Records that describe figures
####

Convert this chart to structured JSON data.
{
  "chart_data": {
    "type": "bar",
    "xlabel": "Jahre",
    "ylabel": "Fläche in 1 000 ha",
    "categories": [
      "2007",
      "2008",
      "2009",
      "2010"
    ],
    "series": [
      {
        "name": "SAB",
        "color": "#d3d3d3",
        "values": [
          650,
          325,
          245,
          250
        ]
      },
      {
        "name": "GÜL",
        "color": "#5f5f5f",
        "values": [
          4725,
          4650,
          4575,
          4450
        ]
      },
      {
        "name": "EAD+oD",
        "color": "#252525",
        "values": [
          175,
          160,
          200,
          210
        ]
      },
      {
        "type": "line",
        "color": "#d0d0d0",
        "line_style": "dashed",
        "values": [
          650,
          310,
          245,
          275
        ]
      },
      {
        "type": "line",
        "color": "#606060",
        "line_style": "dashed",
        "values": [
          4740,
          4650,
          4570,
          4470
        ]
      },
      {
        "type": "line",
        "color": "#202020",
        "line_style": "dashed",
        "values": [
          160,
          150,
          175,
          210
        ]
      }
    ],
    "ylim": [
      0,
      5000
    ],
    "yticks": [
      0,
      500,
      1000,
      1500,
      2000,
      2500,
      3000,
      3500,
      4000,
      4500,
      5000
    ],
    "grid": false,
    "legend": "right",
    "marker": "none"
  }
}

####

- [What needs to be done] Set out the complete listing exactly as shown.

- [Output of the task]
Convert this chart to structured JSON data.
{
  "chart_data": {
    "type": "bar",
    "xlabel": "Jahre",
    "ylabel": "Fläche in 1 000 ha",
    "categories": [
      "2007",
      "2008",
      "2009",
      "2010"
    ],
    "series": [
      {
        "name": "SAB",
        "color": "#d3d3d3",
        "values": [
          650,
          325,
          245,
          250
        ]
      },
      {
        "name": "GÜL",
        "color": "#5f5f5f",
        "values": [
          4725,
          4650,
          4575,
          4450
        ]
      },
      {
        "name": "EAD+oD",
        "color": "#252525",
        "values": [
          175,
          160,
          200,
          210
        ]
      },
      {
        "type": "line",
        "color": "#d0d0d0",
        "line_style": "dashed",
        "values": [
          650,
          310,
          245,
          275
        ]
      },
      {
        "type": "line",
        "color": "#606060",
        "line_style": "dashed",
        "values": [
          4740,
          4650,
          4570,
          4470
        ]
      },
      {
        "type": "line",
        "color": "#202020",
        "line_style": "dashed",
        "values": [
          160,
          150,
          175,
          210
        ]
      }
    ],
    "ylim": [
      0,
      5000
    ],
    "yticks": [
      0,
      500,
      1000,
      1500,
      2000,
      2500,
      3000,
      3500,
      4000,
      4500,
      5000
    ],
    "grid": false,
    "legend": "right",
    "marker": "none"
  }
}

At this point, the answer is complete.